_Work to do:_ Take all the material and copy it exactly.

(Stored data)
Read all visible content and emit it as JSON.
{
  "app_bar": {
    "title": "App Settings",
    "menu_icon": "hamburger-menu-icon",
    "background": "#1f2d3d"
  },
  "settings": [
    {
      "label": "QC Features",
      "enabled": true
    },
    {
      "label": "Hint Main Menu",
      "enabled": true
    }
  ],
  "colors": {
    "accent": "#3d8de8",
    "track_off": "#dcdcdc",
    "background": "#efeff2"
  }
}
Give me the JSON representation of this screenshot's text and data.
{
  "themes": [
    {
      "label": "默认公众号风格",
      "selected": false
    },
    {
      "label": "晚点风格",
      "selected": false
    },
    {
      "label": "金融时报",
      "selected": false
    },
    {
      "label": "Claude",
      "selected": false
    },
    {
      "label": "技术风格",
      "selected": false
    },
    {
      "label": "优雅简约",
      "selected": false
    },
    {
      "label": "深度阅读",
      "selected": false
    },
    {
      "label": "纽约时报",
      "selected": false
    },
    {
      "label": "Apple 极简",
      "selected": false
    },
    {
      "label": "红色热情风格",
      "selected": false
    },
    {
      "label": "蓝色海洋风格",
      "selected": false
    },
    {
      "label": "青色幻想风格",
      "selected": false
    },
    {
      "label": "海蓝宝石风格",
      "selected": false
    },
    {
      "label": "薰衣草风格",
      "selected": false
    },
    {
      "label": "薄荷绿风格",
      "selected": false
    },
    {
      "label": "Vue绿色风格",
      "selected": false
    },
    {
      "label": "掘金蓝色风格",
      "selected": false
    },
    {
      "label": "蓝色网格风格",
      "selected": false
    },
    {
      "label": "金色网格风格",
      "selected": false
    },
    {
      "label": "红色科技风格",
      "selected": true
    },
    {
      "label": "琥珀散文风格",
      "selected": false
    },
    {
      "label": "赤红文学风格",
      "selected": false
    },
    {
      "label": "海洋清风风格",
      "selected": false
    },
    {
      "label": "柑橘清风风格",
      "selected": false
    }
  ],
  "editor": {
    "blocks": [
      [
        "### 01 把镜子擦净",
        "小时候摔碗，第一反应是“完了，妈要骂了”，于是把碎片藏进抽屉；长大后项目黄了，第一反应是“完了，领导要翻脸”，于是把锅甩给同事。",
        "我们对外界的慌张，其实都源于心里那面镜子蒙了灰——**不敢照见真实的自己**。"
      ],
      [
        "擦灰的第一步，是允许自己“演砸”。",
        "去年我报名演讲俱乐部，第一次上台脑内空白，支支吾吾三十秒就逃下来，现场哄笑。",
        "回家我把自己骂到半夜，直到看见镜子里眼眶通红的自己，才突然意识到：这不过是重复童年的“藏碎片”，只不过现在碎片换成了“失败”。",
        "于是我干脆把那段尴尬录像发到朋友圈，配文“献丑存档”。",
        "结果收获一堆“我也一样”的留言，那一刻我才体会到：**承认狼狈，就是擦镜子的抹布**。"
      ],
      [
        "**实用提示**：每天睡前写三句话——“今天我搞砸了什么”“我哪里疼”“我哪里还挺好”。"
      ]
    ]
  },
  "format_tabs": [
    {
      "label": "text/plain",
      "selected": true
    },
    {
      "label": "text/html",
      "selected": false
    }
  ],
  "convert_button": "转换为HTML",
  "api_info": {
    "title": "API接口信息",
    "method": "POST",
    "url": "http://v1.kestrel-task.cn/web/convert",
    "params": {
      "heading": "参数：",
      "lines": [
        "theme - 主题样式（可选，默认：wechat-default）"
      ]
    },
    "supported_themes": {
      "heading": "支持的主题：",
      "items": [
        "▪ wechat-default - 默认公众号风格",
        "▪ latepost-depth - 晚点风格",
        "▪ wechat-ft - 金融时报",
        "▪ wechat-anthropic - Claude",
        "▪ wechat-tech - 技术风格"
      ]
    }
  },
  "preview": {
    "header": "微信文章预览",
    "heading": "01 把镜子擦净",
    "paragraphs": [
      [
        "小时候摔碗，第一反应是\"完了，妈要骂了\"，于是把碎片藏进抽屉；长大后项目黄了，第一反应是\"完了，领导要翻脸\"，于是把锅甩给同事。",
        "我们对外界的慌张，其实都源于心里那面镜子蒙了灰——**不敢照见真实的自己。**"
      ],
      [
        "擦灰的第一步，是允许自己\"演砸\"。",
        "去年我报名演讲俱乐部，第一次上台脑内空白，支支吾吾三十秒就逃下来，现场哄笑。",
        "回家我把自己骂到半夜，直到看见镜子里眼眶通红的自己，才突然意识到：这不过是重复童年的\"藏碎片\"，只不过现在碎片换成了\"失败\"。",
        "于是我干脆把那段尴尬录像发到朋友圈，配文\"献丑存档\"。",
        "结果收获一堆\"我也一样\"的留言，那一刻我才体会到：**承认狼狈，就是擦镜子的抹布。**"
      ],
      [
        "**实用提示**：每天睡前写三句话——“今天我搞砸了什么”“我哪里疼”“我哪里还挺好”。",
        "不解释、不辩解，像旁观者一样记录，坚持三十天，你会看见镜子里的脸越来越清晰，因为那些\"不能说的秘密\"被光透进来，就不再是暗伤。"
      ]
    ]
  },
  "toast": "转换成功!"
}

_Result of the task:_
Read all visible content and emit it as JSON.
{
  "app_bar": {
    "title": "App Settings",
    "menu_icon": "hamburger-menu-icon",
    "background": "#1f2d3d"
  },
  "settings": [
    {
      "label": "QC Features",
      "enabled": true
    },
    {
      "label": "Hint Main Menu",
      "enabled": true
    }
  ],
  "colors": {
    "accent": "#3d8de8",
    "track_off": "#dcdcdc",
    "background": "#efeff2"
  }
}
Give me the JSON representation of this screenshot's text and data.
{
  "themes": [
    {
      "label": "默认公众号风格",
      "selected": false
    },
    {
      "label": "晚点风格",
      "selected": false
    },
    {
      "label": "金融时报",
      "selected": false
    },
    {
      "label": "Claude",
      "selected": false
    },
    {
      "label": "技术风格",
      "selected": false
    },
    {
      "label": "优雅简约",
      "selected": false
    },
    {
      "label": "深度阅读",
      "selected": false
    },
    {
      "label": "纽约时报",
      "selected": false
    },
    {
      "label": "Apple 极简",
      "selected": false
    },
    {
      "label": "红色热情风格",
      "selected": false
    },
    {
      "label": "蓝色海洋风格",
      "selected": false
    },
    {
      "label": "青色幻想风格",
      "selected": false
    },
    {
      "label": "海蓝宝石风格",
      "selected": false
    },
    {
      "label": "薰衣草风格",
      "selected": false
    },
    {
      "label": "薄荷绿风格",
      "selected": false
    },
    {
      "label": "Vue绿色风格",
      "selected": false
    },
    {
      "label": "掘金蓝色风格",
      "selected": false
    },
    {
      "label": "蓝色网格风格",
      "selected": false
    },
    {
      "label": "金色网格风格",
      "selected": false
    },
    {
      "label": "红色科技风格",
      "selected": true
    },
    {
      "label": "琥珀散文风格",
      "selected": false
    },
    {
      "label": "赤红文学风格",
      "selected": false
    },
    {
      "label": "海洋清风风格",
      "selected": false
    },
    {
      "label": "柑橘清风风格",
      "selected": false
    }
  ],
  "editor": {
    "blocks": [
      [
        "### 01 把镜子擦净",
        "小时候摔碗，第一反应是“完了，妈要骂了”，于是把碎片藏进抽屉；长大后项目黄了，第一反应是“完了，领导要翻脸”，于是把锅甩给同事。",
        "我们对外界的慌张，其实都源于心里那面镜子蒙了灰——**不敢照见真实的自己**。"
      ],
      [
        "擦灰的第一步，是允许自己“演砸”。",
        "去年我报名演讲俱乐部，第一次上台脑内空白，支支吾吾三十秒就逃下来，现场哄笑。",
        "回家我把自己骂到半夜，直到看见镜子里眼眶通红的自己，才突然意识到：这不过是重复童年的“藏碎片”，只不过现在碎片换成了“失败”。",
        "于是我干脆把那段尴尬录像发到朋友圈，配文“献丑存档”。",
        "结果收获一堆“我也一样”的留言，那一刻我才体会到：**承认狼狈，就是擦镜子的抹布**。"
      ],
      [
        "**实用提示**：每天睡前写三句话——“今天我搞砸了什么”“我哪里疼”“我哪里还挺好”。"
      ]
    ]
  },
  "format_tabs": [
    {
      "label": "text/plain",
      "selected": true
    },
    {
      "label": "text/html",
      "selected": false
    }
  ],
  "convert_button": "转换为HTML",
  "api_info": {
    "title": "API接口信息",
    "method": "POST",
    "url": "http://v1.kestrel-task.cn/web/convert",
    "params": {
      "heading": "参数：",
      "lines": [
        "theme - 主题样式（可选，默认：wechat-default）"
      ]
    },
    "supported_themes": {
      "heading": "支持的主题：",
      "items": [
        "▪ wechat-default - 默认公众号风格",
        "▪ latepost-depth - 晚点风格",
        "▪ wechat-ft - 金融时报",
        "▪ wechat-anthropic - Claude",
        "▪ wechat-tech - 技术风格"
      ]
    }
  },
  "preview": {
    "header": "微信文章预览",
    "heading": "01 把镜子擦净",
    "paragraphs": [
      [
        "小时候摔碗，第一反应是\"完了，妈要骂了\"，于是把碎片藏进抽屉；长大后项目黄了，第一反应是\"完了，领导要翻脸\"，于是把锅甩给同事。",
        "我们对外界的慌张，其实都源于心里那面镜子蒙了灰——**不敢照见真实的自己。**"
      ],
      [
        "擦灰的第一步，是允许自己\"演砸\"。",
        "去年我报名演讲俱乐部，第一次上台脑内空白，支支吾吾三十秒就逃下来，现场哄笑。",
        "回家我把自己骂到半夜，直到看见镜子里眼眶通红的自己，才突然意识到：这不过是重复童年的\"藏碎片\"，只不过现在碎片换成了\"失败\"。",
        "于是我干脆把那段尴尬录像发到朋友圈，配文\"献丑存档\"。",
        "结果收获一堆\"我也一样\"的留言，那一刻我才体会到：**承认狼狈，就是擦镜子的抹布。**"
      ],
      [
        "**实用提示**：每天睡前写三句话——“今天我搞砸了什么”“我哪里疼”“我哪里还挺好”。",
        "不解释、不辩解，像旁观者一样记录，坚持三十天，你会看见镜子里的脸越来越清晰，因为那些\"不能说的秘密\"被光透进来，就不再是暗伤。"
      ]
    ]
  },
  "toast": "转换成功!"
}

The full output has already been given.